* [EXERCISE DESCRIPTION] Count every line of the material that holds the string "accounts". Respond with the total only.

* start *

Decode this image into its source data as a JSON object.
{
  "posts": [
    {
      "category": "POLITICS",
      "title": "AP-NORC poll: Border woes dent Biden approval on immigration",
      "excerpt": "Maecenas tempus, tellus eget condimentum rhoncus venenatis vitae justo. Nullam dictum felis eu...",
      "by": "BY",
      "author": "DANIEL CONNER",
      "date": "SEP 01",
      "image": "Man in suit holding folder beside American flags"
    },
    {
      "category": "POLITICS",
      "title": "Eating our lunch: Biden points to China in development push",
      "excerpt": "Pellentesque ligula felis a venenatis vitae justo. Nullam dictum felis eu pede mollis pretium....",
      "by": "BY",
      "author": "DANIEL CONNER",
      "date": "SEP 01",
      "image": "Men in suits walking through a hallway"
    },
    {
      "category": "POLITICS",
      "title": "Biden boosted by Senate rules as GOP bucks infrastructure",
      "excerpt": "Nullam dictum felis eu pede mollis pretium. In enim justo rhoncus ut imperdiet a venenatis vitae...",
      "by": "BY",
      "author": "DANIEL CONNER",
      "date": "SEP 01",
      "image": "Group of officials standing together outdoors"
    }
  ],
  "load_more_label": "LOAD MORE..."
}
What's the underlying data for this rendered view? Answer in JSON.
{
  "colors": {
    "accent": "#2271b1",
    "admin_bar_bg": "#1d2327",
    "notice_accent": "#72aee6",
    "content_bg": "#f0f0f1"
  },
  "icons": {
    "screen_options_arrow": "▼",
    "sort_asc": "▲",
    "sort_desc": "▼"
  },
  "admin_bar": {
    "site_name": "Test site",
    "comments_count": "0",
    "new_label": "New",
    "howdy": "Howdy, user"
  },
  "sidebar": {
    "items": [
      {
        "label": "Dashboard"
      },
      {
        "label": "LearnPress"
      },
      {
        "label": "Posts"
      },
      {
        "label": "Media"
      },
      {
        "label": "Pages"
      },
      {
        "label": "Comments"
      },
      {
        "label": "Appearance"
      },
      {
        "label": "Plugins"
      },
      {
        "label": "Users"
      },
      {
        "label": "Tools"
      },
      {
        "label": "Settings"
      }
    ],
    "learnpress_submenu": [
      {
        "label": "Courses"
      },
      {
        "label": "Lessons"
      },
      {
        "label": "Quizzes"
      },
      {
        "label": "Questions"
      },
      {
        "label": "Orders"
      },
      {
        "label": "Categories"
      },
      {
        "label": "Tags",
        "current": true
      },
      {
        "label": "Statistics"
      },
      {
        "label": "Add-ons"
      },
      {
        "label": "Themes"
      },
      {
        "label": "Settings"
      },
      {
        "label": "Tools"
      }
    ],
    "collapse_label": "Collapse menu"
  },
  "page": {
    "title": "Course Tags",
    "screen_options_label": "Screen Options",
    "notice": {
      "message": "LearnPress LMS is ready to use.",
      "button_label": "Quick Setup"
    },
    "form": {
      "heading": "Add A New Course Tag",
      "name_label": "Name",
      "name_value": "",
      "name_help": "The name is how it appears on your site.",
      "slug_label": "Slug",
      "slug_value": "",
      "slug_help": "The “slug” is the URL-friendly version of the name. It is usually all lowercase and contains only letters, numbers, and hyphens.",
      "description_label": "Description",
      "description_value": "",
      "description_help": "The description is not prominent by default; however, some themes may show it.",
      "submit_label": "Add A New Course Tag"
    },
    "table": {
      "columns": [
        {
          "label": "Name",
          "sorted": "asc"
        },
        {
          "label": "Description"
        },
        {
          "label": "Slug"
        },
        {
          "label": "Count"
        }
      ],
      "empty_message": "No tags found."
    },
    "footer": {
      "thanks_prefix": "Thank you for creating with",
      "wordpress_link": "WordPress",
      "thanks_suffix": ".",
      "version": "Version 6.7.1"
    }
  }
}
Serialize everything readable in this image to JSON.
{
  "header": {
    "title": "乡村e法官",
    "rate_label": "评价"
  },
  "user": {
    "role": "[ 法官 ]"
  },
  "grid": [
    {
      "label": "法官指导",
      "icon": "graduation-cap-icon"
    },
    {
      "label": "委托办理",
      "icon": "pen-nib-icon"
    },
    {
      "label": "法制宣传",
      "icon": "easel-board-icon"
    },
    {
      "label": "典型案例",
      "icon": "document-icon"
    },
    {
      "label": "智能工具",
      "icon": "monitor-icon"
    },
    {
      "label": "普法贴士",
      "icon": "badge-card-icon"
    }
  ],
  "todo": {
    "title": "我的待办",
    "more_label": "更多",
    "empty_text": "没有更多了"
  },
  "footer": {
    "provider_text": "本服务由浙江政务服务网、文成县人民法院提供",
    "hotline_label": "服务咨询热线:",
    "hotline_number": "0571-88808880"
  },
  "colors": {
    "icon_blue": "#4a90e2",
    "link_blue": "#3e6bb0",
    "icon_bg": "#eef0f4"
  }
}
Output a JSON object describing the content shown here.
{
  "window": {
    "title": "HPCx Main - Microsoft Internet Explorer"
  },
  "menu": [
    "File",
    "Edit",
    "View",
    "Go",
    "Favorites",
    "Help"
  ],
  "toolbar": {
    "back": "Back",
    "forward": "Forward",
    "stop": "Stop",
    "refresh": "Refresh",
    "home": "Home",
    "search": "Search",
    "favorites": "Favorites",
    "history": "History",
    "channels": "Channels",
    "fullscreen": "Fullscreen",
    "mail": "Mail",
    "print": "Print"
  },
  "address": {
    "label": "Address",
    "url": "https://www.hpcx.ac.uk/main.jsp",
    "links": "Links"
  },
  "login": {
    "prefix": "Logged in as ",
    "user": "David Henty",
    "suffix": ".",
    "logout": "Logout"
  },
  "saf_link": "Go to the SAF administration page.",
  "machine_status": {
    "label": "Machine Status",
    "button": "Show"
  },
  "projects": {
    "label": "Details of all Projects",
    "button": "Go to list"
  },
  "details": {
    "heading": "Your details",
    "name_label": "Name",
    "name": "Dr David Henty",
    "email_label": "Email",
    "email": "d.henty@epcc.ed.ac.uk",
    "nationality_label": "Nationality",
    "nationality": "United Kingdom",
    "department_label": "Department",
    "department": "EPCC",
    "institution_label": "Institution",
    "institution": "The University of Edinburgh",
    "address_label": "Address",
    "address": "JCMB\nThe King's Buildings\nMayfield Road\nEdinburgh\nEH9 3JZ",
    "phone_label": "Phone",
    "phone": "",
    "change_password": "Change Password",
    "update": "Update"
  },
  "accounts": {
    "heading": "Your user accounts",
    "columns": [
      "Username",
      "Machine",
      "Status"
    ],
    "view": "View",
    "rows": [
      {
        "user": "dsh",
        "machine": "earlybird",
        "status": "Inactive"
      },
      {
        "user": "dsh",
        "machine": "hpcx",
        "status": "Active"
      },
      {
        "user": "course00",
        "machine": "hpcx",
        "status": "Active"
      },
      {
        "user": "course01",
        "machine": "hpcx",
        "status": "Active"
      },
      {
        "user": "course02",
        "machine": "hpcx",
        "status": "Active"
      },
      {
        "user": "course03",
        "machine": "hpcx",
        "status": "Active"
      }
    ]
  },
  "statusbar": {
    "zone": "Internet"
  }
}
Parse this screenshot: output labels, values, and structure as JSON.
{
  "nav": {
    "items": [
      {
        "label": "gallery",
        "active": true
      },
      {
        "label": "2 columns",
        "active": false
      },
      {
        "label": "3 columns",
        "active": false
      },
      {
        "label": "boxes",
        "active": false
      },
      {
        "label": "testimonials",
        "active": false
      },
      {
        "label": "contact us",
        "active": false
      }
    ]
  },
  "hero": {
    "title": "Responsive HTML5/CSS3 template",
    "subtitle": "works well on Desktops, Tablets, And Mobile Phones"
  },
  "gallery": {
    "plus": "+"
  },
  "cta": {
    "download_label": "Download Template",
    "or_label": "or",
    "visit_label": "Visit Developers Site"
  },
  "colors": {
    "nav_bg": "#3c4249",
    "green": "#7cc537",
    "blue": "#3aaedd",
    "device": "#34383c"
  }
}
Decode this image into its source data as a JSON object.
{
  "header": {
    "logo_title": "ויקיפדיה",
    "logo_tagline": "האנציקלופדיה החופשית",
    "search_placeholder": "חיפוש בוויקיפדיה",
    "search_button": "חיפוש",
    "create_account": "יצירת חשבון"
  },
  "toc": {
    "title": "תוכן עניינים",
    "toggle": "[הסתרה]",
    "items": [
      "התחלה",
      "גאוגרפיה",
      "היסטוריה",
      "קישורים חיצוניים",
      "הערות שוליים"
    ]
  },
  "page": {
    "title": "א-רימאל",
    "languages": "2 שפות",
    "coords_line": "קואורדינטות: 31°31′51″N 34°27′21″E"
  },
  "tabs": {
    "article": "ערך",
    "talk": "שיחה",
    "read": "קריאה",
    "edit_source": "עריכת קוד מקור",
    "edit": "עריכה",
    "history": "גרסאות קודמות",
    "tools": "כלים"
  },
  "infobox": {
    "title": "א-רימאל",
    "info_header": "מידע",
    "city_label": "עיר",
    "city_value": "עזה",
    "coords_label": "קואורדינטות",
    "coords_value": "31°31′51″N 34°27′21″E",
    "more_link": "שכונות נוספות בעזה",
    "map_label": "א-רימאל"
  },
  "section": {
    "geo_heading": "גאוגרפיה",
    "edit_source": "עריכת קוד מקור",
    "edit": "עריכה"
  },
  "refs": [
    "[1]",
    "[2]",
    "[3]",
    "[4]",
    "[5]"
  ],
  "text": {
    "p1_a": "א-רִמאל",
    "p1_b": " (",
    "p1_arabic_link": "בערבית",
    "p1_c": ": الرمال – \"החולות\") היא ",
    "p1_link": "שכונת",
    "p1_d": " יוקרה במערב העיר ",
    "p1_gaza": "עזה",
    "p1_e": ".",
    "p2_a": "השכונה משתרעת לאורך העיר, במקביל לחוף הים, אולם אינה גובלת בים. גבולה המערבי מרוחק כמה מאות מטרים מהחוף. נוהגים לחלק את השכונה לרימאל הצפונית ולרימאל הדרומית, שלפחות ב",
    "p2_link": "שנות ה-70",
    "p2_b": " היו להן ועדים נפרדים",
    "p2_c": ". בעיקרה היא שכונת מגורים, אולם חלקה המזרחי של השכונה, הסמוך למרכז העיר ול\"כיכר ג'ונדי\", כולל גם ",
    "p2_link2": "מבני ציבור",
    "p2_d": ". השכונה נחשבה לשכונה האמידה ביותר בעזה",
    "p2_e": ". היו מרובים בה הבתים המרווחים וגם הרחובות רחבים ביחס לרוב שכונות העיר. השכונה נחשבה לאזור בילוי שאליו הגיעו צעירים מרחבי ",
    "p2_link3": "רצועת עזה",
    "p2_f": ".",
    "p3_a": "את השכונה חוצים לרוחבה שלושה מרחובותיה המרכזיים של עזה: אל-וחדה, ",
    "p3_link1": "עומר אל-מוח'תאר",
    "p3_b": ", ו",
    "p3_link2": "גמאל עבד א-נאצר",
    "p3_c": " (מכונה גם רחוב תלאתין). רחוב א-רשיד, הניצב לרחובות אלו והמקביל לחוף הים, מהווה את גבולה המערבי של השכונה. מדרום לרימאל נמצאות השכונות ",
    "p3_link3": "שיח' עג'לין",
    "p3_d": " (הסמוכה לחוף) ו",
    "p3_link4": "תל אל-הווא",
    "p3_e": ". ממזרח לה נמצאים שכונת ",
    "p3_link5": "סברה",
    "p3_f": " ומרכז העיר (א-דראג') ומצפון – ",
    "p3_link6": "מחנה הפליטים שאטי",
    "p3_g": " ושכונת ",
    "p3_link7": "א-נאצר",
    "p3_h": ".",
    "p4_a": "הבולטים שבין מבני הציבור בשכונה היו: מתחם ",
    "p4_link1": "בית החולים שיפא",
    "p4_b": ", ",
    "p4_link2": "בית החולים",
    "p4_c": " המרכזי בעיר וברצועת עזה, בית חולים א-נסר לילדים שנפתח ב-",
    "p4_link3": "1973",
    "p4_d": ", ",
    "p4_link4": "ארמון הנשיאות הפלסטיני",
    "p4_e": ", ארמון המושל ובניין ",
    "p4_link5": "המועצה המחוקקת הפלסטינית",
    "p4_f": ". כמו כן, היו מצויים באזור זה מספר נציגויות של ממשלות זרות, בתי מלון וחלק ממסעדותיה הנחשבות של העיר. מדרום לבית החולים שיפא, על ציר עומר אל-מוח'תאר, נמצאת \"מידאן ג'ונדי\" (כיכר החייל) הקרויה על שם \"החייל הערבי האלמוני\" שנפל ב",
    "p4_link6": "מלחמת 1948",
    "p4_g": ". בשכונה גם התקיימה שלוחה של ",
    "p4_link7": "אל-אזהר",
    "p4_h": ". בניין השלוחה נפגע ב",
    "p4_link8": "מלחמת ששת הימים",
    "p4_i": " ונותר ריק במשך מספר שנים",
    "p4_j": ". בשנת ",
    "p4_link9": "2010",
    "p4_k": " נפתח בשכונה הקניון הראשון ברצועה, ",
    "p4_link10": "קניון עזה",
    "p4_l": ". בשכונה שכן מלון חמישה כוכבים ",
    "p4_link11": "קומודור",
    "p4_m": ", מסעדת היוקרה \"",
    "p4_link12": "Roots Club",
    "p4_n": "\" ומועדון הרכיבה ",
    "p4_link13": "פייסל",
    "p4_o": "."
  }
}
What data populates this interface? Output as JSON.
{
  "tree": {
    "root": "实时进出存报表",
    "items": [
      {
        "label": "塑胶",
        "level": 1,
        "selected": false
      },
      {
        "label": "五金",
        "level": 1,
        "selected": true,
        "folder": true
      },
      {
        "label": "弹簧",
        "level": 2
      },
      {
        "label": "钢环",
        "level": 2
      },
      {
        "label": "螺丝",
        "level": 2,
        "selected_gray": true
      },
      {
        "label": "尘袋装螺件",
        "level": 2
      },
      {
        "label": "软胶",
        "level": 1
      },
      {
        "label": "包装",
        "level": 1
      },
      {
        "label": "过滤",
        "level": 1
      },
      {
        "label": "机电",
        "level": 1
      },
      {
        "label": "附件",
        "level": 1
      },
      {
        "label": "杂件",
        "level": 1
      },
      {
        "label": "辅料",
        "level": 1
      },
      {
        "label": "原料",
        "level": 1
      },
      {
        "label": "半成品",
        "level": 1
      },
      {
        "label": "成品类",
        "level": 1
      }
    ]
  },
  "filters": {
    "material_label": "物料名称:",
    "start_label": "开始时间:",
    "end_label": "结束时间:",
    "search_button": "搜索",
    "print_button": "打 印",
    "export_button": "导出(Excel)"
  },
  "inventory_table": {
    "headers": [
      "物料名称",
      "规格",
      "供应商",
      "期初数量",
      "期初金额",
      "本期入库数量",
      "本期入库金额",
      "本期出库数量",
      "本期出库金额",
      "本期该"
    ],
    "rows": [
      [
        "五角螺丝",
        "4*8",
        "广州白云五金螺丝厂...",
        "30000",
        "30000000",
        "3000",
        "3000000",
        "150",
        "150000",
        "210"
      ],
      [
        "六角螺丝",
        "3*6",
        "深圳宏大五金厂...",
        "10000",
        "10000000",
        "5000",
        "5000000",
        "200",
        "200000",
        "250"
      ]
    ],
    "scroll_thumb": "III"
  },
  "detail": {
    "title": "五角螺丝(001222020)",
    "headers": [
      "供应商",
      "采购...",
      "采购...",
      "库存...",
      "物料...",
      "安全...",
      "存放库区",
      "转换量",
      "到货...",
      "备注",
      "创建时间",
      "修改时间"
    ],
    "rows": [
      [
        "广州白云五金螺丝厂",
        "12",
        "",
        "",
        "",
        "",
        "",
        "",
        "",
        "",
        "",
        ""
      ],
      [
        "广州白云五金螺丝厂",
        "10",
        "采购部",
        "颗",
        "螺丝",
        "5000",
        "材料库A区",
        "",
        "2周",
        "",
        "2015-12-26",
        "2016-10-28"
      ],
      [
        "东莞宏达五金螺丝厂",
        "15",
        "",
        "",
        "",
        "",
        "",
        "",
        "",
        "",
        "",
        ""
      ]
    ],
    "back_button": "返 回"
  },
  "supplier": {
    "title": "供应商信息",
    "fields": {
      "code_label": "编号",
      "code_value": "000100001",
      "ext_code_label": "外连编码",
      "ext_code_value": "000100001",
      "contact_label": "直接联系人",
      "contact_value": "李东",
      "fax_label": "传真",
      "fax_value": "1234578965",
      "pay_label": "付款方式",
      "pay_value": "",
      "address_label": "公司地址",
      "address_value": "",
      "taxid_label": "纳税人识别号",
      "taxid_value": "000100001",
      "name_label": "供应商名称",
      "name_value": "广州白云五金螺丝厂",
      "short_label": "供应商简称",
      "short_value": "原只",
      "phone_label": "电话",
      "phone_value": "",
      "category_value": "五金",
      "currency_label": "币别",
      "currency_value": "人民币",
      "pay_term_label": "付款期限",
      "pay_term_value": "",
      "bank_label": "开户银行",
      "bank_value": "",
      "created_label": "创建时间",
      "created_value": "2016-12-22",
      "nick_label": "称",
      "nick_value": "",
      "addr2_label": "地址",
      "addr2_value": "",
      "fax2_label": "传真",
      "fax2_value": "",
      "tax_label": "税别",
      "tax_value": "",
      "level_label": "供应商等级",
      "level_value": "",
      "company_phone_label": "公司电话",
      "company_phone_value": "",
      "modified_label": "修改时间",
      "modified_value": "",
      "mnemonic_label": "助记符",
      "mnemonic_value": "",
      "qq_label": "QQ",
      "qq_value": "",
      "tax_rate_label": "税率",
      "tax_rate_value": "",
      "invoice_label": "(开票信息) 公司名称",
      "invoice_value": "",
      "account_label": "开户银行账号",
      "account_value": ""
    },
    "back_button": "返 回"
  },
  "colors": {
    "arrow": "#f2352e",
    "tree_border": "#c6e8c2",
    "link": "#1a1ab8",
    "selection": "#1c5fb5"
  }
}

* end *

* [COMPLETED EXERCISE] 2